This syntax can be chained like `if` statements:

Print(if guess < value

  then "Too low!"
  else if guess > value
  then "Too high!"
  else "Correct!")

Unlike with `if` statements, this doesn't require a special rule.

### Precedence and ambiguity

An `if` expression can be used as a top-level expression, or within parentheses
or a comma-separated list such as a function call. They have low precedence, so
cannot be used as the operand of any operator, with the exception of assignment
(if assignment is treated as an operator), but they can appear in other contexts
where an arbitrary expression is permitted, for example as the operand of
`return`, the initializer of a variable, or even as the condition of another
`if` expression or `if` statement.

// Error, can't use if here. var v: i32 = 1 * if cond then 2 else 3 + 4;


`value2` extends as far to the right as possible:

var v: i32 = if cond then 2 else 3 + 4;


is the same as

var v: i32 = if cond then 2 else (3 + 4);


not

var v: i32 = (if cond then 2 else 3) + 4;


The intent is that an `if` expression is used to produce a value, not only for
its side-effects. If only the side-effects are desired, an `if` statement should
be used instead. Because `value2` extends as far to the right as possible, if an
`if` expression appeared at the start of a statement, its value could never be
used:

if cond then value1 else value2;


For this reason and to avoid the need for lookahead or disambiguation, an `if`
keyword appearing at the start of a statement is always interpreted as beginning
an `if` statement and never as beginning an `if` expression.

## Rationale based on Carbon's goals

-   [Language tools and ecosystem](/docs/project/goals.md#language-tools-and-ecosystem)

Provided material:
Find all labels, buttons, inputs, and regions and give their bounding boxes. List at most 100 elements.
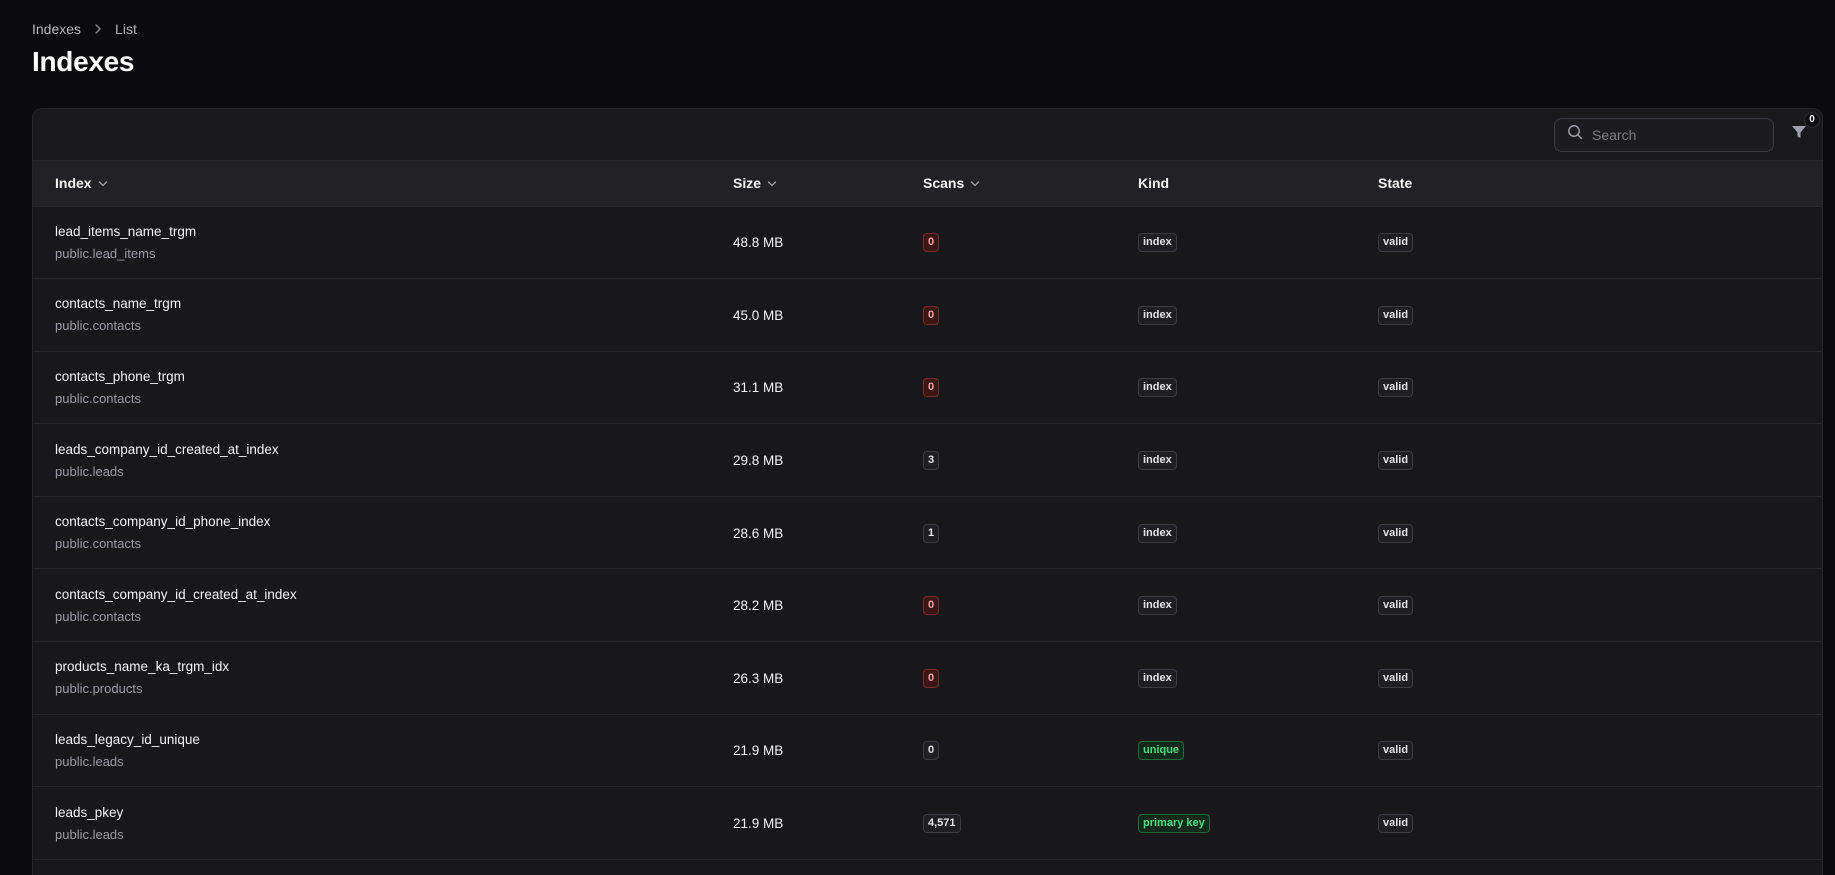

Requirements:
**1)** Rewrite the paragraph of the text on `if` expressions that begins "An `if` expression can be used as a top-level expression" as a short list that keeps its main facts.
**2)** Please copy word for word the part of the text on `if` expressions starting at "This syntax can" and ending at "a special rule.".
None of the data is needed here.

Final results:
**1)**
- An `if` expression can stand as a top-level expression, inside parentheses, or in a comma-separated list such as a function call.
- Because of its low precedence, it cannot be the operand of any operator, except assignment if assignment is treated as an operator.
- It can appear wherever an arbitrary expression is permitted: for example, as the operand of `return`, as a variable's initializer, or as the condition of another `if` expression or `if` statement.

**2)**
This syntax can be chained like `if` statements:

Print(if guess < value

  then "Too low!"
  else if guess > value
  then "Too high!"
  else "Correct!")

Unlike with `if` statements, this doesn't require a special rule.